Recorded data

■ ■ ■ ■ ■

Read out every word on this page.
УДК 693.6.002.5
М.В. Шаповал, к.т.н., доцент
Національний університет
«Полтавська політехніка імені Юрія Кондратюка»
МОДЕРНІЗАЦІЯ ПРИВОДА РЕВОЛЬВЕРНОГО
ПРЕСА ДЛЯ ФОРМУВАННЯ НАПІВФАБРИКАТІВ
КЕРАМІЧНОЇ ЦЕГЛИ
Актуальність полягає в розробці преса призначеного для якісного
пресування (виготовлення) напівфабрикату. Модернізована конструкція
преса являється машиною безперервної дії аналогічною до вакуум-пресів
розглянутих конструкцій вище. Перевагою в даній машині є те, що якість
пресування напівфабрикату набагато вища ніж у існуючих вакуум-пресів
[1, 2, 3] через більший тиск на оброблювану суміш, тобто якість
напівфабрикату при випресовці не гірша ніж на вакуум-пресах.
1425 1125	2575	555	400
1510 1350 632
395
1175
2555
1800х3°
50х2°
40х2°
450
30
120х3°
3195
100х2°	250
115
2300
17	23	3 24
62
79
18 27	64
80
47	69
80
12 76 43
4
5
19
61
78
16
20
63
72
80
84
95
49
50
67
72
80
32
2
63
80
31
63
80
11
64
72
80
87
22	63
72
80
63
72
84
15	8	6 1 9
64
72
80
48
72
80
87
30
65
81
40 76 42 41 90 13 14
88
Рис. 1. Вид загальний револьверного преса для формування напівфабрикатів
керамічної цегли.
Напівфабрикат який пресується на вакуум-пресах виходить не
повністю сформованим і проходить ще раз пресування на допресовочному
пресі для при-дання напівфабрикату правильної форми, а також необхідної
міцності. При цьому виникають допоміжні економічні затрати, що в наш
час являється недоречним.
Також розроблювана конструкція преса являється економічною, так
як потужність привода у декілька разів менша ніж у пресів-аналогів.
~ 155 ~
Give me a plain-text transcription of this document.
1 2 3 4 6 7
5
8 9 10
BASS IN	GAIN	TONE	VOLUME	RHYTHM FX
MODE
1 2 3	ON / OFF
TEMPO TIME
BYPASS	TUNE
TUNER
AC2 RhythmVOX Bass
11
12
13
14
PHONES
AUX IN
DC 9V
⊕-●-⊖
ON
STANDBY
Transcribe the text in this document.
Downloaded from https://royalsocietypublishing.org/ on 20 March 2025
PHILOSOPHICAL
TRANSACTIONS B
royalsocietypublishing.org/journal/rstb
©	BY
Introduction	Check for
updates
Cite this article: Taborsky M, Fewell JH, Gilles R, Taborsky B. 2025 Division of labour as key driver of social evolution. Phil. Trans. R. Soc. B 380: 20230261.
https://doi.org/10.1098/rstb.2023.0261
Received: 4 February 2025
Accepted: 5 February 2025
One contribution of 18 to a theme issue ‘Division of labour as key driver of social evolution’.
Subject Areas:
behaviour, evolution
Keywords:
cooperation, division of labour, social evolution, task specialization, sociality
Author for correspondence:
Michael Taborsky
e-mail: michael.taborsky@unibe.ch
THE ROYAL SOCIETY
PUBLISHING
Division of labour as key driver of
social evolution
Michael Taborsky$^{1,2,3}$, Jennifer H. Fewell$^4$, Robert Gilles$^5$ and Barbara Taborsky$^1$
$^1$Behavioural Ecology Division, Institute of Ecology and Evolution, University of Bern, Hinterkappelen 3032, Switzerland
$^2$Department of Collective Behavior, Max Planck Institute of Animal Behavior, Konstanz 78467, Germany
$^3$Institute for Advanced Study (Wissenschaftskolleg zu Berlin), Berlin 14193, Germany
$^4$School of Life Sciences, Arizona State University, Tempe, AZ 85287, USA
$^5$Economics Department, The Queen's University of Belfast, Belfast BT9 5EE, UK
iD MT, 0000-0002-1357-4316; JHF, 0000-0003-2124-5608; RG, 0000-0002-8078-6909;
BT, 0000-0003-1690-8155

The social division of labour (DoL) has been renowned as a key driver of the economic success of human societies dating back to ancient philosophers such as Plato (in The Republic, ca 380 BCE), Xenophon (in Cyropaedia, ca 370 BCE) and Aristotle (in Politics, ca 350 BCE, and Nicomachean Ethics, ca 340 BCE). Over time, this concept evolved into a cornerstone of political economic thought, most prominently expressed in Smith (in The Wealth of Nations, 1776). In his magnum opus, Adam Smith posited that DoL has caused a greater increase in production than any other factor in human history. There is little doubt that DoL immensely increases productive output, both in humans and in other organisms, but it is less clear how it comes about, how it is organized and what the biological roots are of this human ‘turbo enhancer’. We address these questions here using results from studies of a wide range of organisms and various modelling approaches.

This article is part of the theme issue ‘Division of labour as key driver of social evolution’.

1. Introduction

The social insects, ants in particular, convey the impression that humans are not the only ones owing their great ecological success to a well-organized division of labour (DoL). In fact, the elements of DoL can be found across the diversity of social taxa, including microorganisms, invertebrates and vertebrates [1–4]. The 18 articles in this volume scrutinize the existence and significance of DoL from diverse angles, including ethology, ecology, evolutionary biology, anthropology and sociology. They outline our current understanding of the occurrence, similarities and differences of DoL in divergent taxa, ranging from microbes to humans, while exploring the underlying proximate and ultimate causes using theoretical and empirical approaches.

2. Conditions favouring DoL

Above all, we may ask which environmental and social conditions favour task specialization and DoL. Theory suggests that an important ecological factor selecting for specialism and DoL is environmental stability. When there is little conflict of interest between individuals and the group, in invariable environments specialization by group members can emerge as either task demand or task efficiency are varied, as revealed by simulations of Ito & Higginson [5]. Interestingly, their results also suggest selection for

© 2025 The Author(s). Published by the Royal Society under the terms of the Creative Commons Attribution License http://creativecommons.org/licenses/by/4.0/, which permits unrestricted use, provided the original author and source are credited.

■ ■ ■ ■ ■

• _Requirement_
Looking at the entries above, say how many lines contain the word "напівфабрикату". Only the number is wanted.

• _Worked answer_
4